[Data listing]
= = =
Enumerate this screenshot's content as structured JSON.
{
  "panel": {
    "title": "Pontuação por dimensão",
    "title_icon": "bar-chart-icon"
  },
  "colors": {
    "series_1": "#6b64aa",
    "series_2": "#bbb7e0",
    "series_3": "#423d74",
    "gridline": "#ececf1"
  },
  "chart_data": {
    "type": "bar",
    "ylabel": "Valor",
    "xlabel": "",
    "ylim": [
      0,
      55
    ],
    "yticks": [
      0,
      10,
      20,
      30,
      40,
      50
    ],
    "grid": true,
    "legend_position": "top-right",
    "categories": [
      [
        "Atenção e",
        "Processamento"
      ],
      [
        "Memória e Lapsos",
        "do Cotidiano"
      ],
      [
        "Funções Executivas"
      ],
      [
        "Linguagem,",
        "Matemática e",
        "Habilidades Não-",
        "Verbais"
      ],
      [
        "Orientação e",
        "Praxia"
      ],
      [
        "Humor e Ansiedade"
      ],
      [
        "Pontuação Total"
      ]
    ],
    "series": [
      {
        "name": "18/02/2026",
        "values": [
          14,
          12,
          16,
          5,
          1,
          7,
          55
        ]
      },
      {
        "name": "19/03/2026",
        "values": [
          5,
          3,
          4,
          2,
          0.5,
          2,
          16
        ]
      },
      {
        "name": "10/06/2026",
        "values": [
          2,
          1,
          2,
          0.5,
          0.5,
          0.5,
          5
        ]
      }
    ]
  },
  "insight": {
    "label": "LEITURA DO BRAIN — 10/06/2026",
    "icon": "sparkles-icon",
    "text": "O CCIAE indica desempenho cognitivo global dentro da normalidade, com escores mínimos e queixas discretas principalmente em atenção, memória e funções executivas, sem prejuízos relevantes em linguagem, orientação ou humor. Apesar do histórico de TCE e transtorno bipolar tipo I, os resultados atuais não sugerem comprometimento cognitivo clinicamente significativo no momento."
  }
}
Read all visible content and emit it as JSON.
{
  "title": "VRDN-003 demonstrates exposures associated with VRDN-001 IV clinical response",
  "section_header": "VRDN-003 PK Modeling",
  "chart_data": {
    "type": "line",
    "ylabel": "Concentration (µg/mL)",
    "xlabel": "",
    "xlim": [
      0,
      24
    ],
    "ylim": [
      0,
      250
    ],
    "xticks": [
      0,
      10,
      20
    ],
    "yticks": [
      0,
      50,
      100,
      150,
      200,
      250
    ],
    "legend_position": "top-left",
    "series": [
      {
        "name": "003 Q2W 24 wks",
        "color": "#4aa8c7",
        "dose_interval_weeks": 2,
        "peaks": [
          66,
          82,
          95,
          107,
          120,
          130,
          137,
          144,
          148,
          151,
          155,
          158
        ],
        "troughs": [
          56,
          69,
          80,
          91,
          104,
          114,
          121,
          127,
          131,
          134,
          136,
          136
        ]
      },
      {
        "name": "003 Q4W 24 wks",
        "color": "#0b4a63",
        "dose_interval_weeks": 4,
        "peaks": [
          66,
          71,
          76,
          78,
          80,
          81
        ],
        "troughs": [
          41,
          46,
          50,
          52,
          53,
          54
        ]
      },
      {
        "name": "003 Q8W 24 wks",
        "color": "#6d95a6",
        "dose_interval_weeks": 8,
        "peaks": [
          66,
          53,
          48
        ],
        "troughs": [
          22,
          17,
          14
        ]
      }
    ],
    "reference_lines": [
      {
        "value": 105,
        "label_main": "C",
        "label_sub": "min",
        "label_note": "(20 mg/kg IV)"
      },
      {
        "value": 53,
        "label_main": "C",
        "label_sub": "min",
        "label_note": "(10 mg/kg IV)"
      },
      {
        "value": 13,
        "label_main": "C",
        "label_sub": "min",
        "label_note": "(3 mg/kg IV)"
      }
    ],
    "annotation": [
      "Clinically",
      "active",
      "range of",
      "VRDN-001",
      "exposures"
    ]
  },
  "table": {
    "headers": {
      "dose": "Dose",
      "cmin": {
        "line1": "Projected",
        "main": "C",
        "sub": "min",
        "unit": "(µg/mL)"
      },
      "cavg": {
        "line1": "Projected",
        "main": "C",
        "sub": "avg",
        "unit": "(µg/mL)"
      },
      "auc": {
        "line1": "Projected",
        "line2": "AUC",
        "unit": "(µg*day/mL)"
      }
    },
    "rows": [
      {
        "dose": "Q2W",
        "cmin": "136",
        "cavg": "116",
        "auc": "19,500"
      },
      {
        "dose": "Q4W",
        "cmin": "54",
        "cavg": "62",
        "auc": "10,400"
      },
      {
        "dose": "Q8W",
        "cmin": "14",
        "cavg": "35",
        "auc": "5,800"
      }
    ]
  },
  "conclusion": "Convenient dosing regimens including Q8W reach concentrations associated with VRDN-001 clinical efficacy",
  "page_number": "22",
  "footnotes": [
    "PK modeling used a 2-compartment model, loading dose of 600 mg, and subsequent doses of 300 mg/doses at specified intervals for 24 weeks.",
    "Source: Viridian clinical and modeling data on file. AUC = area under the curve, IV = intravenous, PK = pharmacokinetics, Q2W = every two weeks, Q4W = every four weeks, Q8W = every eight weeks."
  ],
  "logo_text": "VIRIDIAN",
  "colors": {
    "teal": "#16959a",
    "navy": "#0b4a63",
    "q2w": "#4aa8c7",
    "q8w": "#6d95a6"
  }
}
= = =
#### [Written instruction]
Return the lines above exactly, keeping every word.

#### [Result of the task]
Enumerate this screenshot's content as structured JSON.
{
  "panel": {
    "title": "Pontuação por dimensão",
    "title_icon": "bar-chart-icon"
  },
  "colors": {
    "series_1": "#6b64aa",
    "series_2": "#bbb7e0",
    "series_3": "#423d74",
    "gridline": "#ececf1"
  },
  "chart_data": {
    "type": "bar",
    "ylabel": "Valor",
    "xlabel": "",
    "ylim": [
      0,
      55
    ],
    "yticks": [
      0,
      10,
      20,
      30,
      40,
      50
    ],
    "grid": true,
    "legend_position": "top-right",
    "categories": [
      [
        "Atenção e",
        "Processamento"
      ],
      [
        "Memória e Lapsos",
        "do Cotidiano"
      ],
      [
        "Funções Executivas"
      ],
      [
        "Linguagem,",
        "Matemática e",
        "Habilidades Não-",
        "Verbais"
      ],
      [
        "Orientação e",
        "Praxia"
      ],
      [
        "Humor e Ansiedade"
      ],
      [
        "Pontuação Total"
      ]
    ],
    "series": [
      {
        "name": "18/02/2026",
        "values": [
          14,
          12,
          16,
          5,
          1,
          7,
          55
        ]
      },
      {
        "name": "19/03/2026",
        "values": [
          5,
          3,
          4,
          2,
          0.5,
          2,
          16
        ]
      },
      {
        "name": "10/06/2026",
        "values": [
          2,
          1,
          2,
          0.5,
          0.5,
          0.5,
          5
        ]
      }
    ]
  },
  "insight": {
    "label": "LEITURA DO BRAIN — 10/06/2026",
    "icon": "sparkles-icon",
    "text": "O CCIAE indica desempenho cognitivo global dentro da normalidade, com escores mínimos e queixas discretas principalmente em atenção, memória e funções executivas, sem prejuízos relevantes em linguagem, orientação ou humor. Apesar do histórico de TCE e transtorno bipolar tipo I, os resultados atuais não sugerem comprometimento cognitivo clinicamente significativo no momento."
  }
}
Read all visible content and emit it as JSON.
{
  "title": "VRDN-003 demonstrates exposures associated with VRDN-001 IV clinical response",
  "section_header": "VRDN-003 PK Modeling",
  "chart_data": {
    "type": "line",
    "ylabel": "Concentration (µg/mL)",
    "xlabel": "",
    "xlim": [
      0,
      24
    ],
    "ylim": [
      0,
      250
    ],
    "xticks": [
      0,
      10,
      20
    ],
    "yticks": [
      0,
      50,
      100,
      150,
      200,
      250
    ],
    "legend_position": "top-left",
    "series": [
      {
        "name": "003 Q2W 24 wks",
        "color": "#4aa8c7",
        "dose_interval_weeks": 2,
        "peaks": [
          66,
          82,
          95,
          107,
          120,
          130,
          137,
          144,
          148,
          151,
          155,
          158
        ],
        "troughs": [
          56,
          69,
          80,
          91,
          104,
          114,
          121,
          127,
          131,
          134,
          136,
          136
        ]
      },
      {
        "name": "003 Q4W 24 wks",
        "color": "#0b4a63",
        "dose_interval_weeks": 4,
        "peaks": [
          66,
          71,
          76,
          78,
          80,
          81
        ],
        "troughs": [
          41,
          46,
          50,
          52,
          53,
          54
        ]
      },
      {
        "name": "003 Q8W 24 wks",
        "color": "#6d95a6",
        "dose_interval_weeks": 8,
        "peaks": [
          66,
          53,
          48
        ],
        "troughs": [
          22,
          17,
          14
        ]
      }
    ],
    "reference_lines": [
      {
        "value": 105,
        "label_main": "C",
        "label_sub": "min",
        "label_note": "(20 mg/kg IV)"
      },
      {
        "value": 53,
        "label_main": "C",
        "label_sub": "min",
        "label_note": "(10 mg/kg IV)"
      },
      {
        "value": 13,
        "label_main": "C",
        "label_sub": "min",
        "label_note": "(3 mg/kg IV)"
      }
    ],
    "annotation": [
      "Clinically",
      "active",
      "range of",
      "VRDN-001",
      "exposures"
    ]
  },
  "table": {
    "headers": {
      "dose": "Dose",
      "cmin": {
        "line1": "Projected",
        "main": "C",
        "sub": "min",
        "unit": "(µg/mL)"
      },
      "cavg": {
        "line1": "Projected",
        "main": "C",
        "sub": "avg",
        "unit": "(µg/mL)"
      },
      "auc": {
        "line1": "Projected",
        "line2": "AUC",
        "unit": "(µg*day/mL)"
      }
    },
    "rows": [
      {
        "dose": "Q2W",
        "cmin": "136",
        "cavg": "116",
        "auc": "19,500"
      },
      {
        "dose": "Q4W",
        "cmin": "54",
        "cavg": "62",
        "auc": "10,400"
      },
      {
        "dose": "Q8W",
        "cmin": "14",
        "cavg": "35",
        "auc": "5,800"
      }
    ]
  },
  "conclusion": "Convenient dosing regimens including Q8W reach concentrations associated with VRDN-001 clinical efficacy",
  "page_number": "22",
  "footnotes": [
    "PK modeling used a 2-compartment model, loading dose of 600 mg, and subsequent doses of 300 mg/doses at specified intervals for 24 weeks.",
    "Source: Viridian clinical and modeling data on file. AUC = area under the curve, IV = intravenous, PK = pharmacokinetics, Q2W = every two weeks, Q4W = every four weeks, Q8W = every eight weeks."
  ],
  "logo_text": "VIRIDIAN",
  "colors": {
    "teal": "#16959a",
    "navy": "#0b4a63",
    "q2w": "#4aa8c7",
    "q8w": "#6d95a6"
  }
}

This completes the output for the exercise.